Count every line in the entries that contains "value". Report that count alone.

— Start of Given records —

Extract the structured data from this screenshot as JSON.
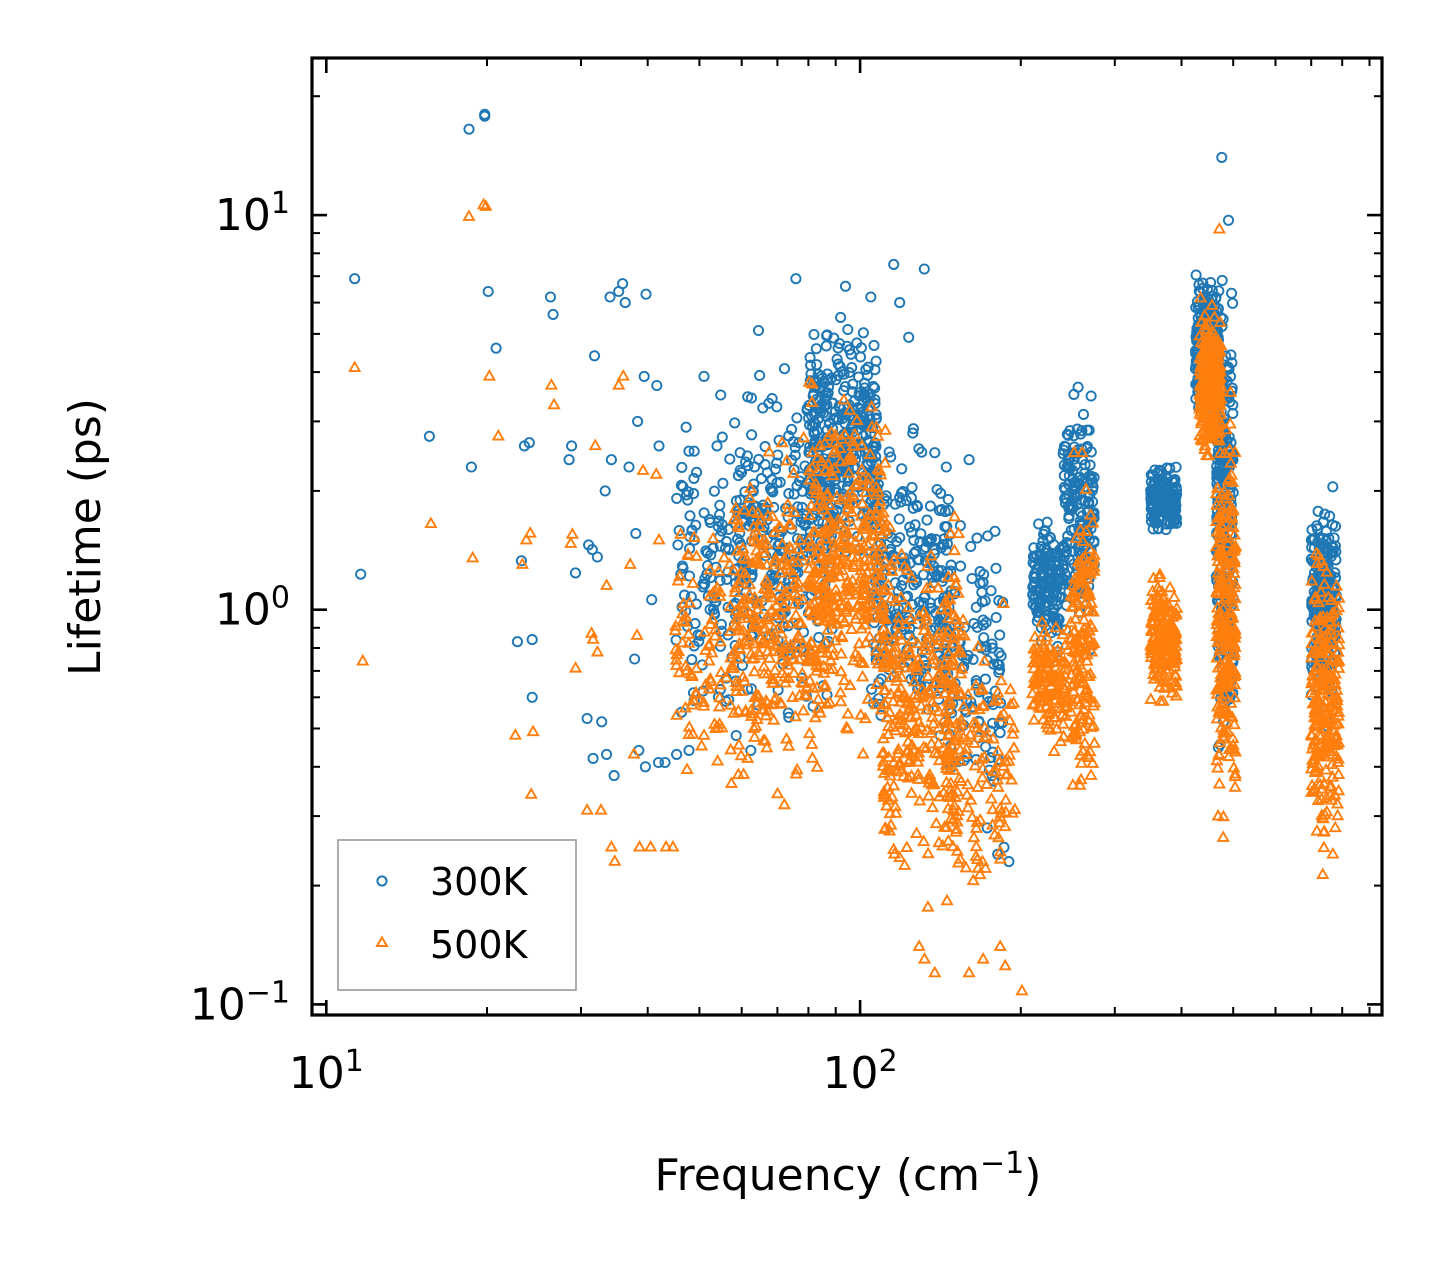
{
  "chart_data": {
    "type": "scatter",
    "title": "",
    "xlabel": {
      "main": "Frequency (cm",
      "sup": "−1",
      "tail": ")"
    },
    "ylabel": "Lifetime (ps)",
    "xscale": "log",
    "yscale": "log",
    "xlim": [
      9.4,
      950
    ],
    "ylim": [
      0.094,
      25
    ],
    "xticks": [
      {
        "value": 10,
        "base": "10",
        "exp": "1"
      },
      {
        "value": 100,
        "base": "10",
        "exp": "2"
      }
    ],
    "yticks": [
      {
        "value": 0.1,
        "base": "10",
        "exp": "−1"
      },
      {
        "value": 1,
        "base": "10",
        "exp": "0"
      },
      {
        "value": 10,
        "base": "10",
        "exp": "1"
      }
    ],
    "legend_position": "lower-left",
    "colors": {
      "s300": "#1f77b4",
      "s500": "#ff7f0e"
    },
    "series": [
      {
        "name": "300K",
        "marker": "circle",
        "color": "#1f77b4",
        "points": [
          [
            11.3,
            6.9
          ],
          [
            11.6,
            1.23
          ],
          [
            15.6,
            2.75
          ],
          [
            18.5,
            16.5
          ],
          [
            18.7,
            2.3
          ],
          [
            19.8,
            18.0
          ],
          [
            19.8,
            17.8
          ],
          [
            20.1,
            6.4
          ],
          [
            20.8,
            4.6
          ],
          [
            22.8,
            0.83
          ],
          [
            23.2,
            1.33
          ],
          [
            23.5,
            2.6
          ],
          [
            24.0,
            2.65
          ],
          [
            24.3,
            0.84
          ],
          [
            24.3,
            0.6
          ],
          [
            26.3,
            6.2
          ],
          [
            26.6,
            5.6
          ],
          [
            28.5,
            2.4
          ],
          [
            28.8,
            2.6
          ],
          [
            29.3,
            1.24
          ],
          [
            30.8,
            0.53
          ],
          [
            31.0,
            1.46
          ],
          [
            31.5,
            1.42
          ],
          [
            31.8,
            4.4
          ],
          [
            31.6,
            0.42
          ],
          [
            32.2,
            1.36
          ],
          [
            32.8,
            0.52
          ],
          [
            33.3,
            2.0
          ],
          [
            33.5,
            0.43
          ],
          [
            34.0,
            6.2
          ],
          [
            34.2,
            2.4
          ],
          [
            34.6,
            0.38
          ],
          [
            35.3,
            6.4
          ],
          [
            35.9,
            6.7
          ],
          [
            36.3,
            6.0
          ],
          [
            36.9,
            2.3
          ],
          [
            37.8,
            0.75
          ],
          [
            38.0,
            1.56
          ],
          [
            38.5,
            0.44
          ],
          [
            38.3,
            3.0
          ],
          [
            39.4,
            3.9
          ],
          [
            39.7,
            6.3
          ],
          [
            39.6,
            0.4
          ],
          [
            40.7,
            1.06
          ],
          [
            41.9,
            0.41
          ],
          [
            41.6,
            3.7
          ],
          [
            42.0,
            2.6
          ],
          [
            43.1,
            0.41
          ],
          [
            45.3,
            0.43
          ],
          [
            47.2,
            2.9
          ],
          [
            47.8,
            0.44
          ],
          [
            51.0,
            3.9
          ],
          [
            54.8,
            3.5
          ],
          [
            58.6,
            0.48
          ],
          [
            59.6,
            2.5
          ],
          [
            62.4,
            0.44
          ],
          [
            64.5,
            5.1
          ],
          [
            75.8,
            6.9
          ],
          [
            93.9,
            6.6
          ],
          [
            104.7,
            6.2
          ],
          [
            115.6,
            7.5
          ],
          [
            118.6,
            6.0
          ],
          [
            123.3,
            4.9
          ],
          [
            131.9,
            7.3
          ],
          [
            138.0,
            2.5
          ],
          [
            145.0,
            2.3
          ],
          [
            160.0,
            2.4
          ],
          [
            162.0,
            1.2
          ],
          [
            173.0,
            0.28
          ],
          [
            181.0,
            0.24
          ],
          [
            186.0,
            0.25
          ],
          [
            190.0,
            0.23
          ],
          [
            476.0,
            14.0
          ],
          [
            490.0,
            9.7
          ]
        ],
        "clusters": [
          {
            "xmin": 45,
            "xmax": 60,
            "ymin": 0.42,
            "ymax": 3.6,
            "n": 110
          },
          {
            "xmin": 58,
            "xmax": 90,
            "ymin": 0.45,
            "ymax": 5.2,
            "n": 300
          },
          {
            "xmin": 80,
            "xmax": 108,
            "ymin": 1.1,
            "ymax": 6.2,
            "n": 340
          },
          {
            "xmin": 105,
            "xmax": 148,
            "ymin": 0.4,
            "ymax": 3.3,
            "n": 240
          },
          {
            "xmin": 140,
            "xmax": 185,
            "ymin": 0.24,
            "ymax": 2.5,
            "n": 130
          },
          {
            "xmin": 210,
            "xmax": 238,
            "ymin": 0.7,
            "ymax": 1.9,
            "n": 150
          },
          {
            "xmin": 240,
            "xmax": 275,
            "ymin": 0.7,
            "ymax": 4.4,
            "n": 180
          },
          {
            "xmin": 350,
            "xmax": 392,
            "ymin": 1.5,
            "ymax": 2.4,
            "n": 180
          },
          {
            "xmin": 425,
            "xmax": 470,
            "ymin": 2.8,
            "ymax": 7.8,
            "n": 260
          },
          {
            "xmin": 465,
            "xmax": 500,
            "ymin": 0.32,
            "ymax": 8.5,
            "n": 260
          },
          {
            "xmin": 700,
            "xmax": 780,
            "ymin": 0.45,
            "ymax": 2.4,
            "n": 240
          }
        ]
      },
      {
        "name": "500K",
        "marker": "triangle",
        "color": "#ff7f0e",
        "points": [
          [
            11.3,
            4.1
          ],
          [
            11.7,
            0.74
          ],
          [
            15.7,
            1.65
          ],
          [
            18.5,
            9.9
          ],
          [
            18.8,
            1.35
          ],
          [
            19.7,
            10.6
          ],
          [
            19.9,
            10.5
          ],
          [
            20.2,
            3.9
          ],
          [
            21.0,
            2.75
          ],
          [
            22.6,
            0.48
          ],
          [
            23.3,
            1.3
          ],
          [
            23.7,
            1.5
          ],
          [
            24.1,
            1.56
          ],
          [
            24.4,
            0.49
          ],
          [
            24.2,
            0.34
          ],
          [
            26.4,
            3.7
          ],
          [
            26.7,
            3.3
          ],
          [
            28.7,
            1.47
          ],
          [
            28.9,
            1.55
          ],
          [
            29.3,
            0.71
          ],
          [
            30.8,
            0.31
          ],
          [
            31.4,
            0.87
          ],
          [
            31.6,
            0.84
          ],
          [
            31.9,
            2.6
          ],
          [
            32.2,
            0.78
          ],
          [
            32.7,
            0.31
          ],
          [
            33.5,
            1.15
          ],
          [
            34.2,
            0.25
          ],
          [
            34.7,
            0.23
          ],
          [
            35.3,
            3.7
          ],
          [
            36.0,
            3.9
          ],
          [
            37.1,
            1.3
          ],
          [
            37.7,
            0.43
          ],
          [
            38.2,
            0.86
          ],
          [
            38.6,
            0.25
          ],
          [
            39.2,
            2.25
          ],
          [
            40.5,
            0.25
          ],
          [
            41.5,
            2.2
          ],
          [
            42.0,
            1.5
          ],
          [
            43.3,
            0.25
          ],
          [
            44.6,
            0.25
          ],
          [
            116.0,
            0.24
          ],
          [
            129.0,
            0.14
          ],
          [
            132.0,
            0.13
          ],
          [
            138.0,
            0.12
          ],
          [
            160.0,
            0.12
          ],
          [
            170.0,
            0.13
          ],
          [
            183.0,
            0.14
          ],
          [
            187.0,
            0.125
          ],
          [
            201.0,
            0.108
          ],
          [
            471.0,
            9.2
          ]
        ],
        "clusters": [
          {
            "xmin": 45,
            "xmax": 62,
            "ymin": 0.25,
            "ymax": 2.3,
            "n": 110
          },
          {
            "xmin": 58,
            "xmax": 88,
            "ymin": 0.27,
            "ymax": 3.2,
            "n": 300
          },
          {
            "xmin": 80,
            "xmax": 112,
            "ymin": 0.4,
            "ymax": 4.4,
            "n": 360
          },
          {
            "xmin": 110,
            "xmax": 155,
            "ymin": 0.16,
            "ymax": 2.0,
            "n": 330
          },
          {
            "xmin": 145,
            "xmax": 195,
            "ymin": 0.13,
            "ymax": 1.3,
            "n": 130
          },
          {
            "xmin": 210,
            "xmax": 245,
            "ymin": 0.4,
            "ymax": 1.1,
            "n": 140
          },
          {
            "xmin": 248,
            "xmax": 275,
            "ymin": 0.26,
            "ymax": 2.6,
            "n": 170
          },
          {
            "xmin": 350,
            "xmax": 392,
            "ymin": 0.52,
            "ymax": 1.4,
            "n": 180
          },
          {
            "xmin": 432,
            "xmax": 475,
            "ymin": 2.2,
            "ymax": 6.5,
            "n": 240
          },
          {
            "xmin": 465,
            "xmax": 505,
            "ymin": 0.2,
            "ymax": 4.2,
            "n": 260
          },
          {
            "xmin": 700,
            "xmax": 790,
            "ymin": 0.19,
            "ymax": 1.7,
            "n": 240
          }
        ]
      }
    ]
  }
}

— End of Given records —

> Exercise solution
5